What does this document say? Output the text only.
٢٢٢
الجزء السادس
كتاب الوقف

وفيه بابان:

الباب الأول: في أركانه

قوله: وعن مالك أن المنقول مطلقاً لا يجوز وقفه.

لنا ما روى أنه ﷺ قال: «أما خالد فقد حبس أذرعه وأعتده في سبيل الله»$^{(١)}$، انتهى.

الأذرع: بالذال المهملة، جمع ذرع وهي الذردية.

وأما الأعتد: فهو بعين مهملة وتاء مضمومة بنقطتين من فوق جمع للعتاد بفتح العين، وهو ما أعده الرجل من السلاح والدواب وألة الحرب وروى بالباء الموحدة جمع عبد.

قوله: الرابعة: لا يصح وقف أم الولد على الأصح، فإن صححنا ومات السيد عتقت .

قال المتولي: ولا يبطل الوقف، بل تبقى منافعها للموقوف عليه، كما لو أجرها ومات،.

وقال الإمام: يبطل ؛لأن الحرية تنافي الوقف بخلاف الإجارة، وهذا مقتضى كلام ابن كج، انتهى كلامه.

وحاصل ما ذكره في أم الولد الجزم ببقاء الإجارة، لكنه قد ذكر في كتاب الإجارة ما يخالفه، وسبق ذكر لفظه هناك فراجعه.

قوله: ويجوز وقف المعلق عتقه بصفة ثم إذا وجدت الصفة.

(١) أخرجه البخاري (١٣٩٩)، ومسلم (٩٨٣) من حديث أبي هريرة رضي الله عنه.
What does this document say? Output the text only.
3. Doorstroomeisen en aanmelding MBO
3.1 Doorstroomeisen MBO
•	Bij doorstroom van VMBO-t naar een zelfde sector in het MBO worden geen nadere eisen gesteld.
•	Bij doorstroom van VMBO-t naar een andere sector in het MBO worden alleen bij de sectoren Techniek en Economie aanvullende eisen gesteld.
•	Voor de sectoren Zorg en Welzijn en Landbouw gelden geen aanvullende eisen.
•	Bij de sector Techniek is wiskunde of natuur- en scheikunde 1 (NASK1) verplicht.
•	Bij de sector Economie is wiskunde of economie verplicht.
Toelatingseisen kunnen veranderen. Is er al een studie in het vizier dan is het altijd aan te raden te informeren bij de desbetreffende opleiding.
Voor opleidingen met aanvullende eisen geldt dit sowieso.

============================================================

> _GOAL_
Return every line holding the word "sectoren" from the records.

> _FINAL RESULT_
•	Bij doorstroom van VMBO-t naar een andere sector in het MBO worden alleen bij de sectoren Techniek en Economie aanvullende eisen gesteld.
•	Voor de sectoren Zorg en Welzijn en Landbouw gelden geen aanvullende eisen.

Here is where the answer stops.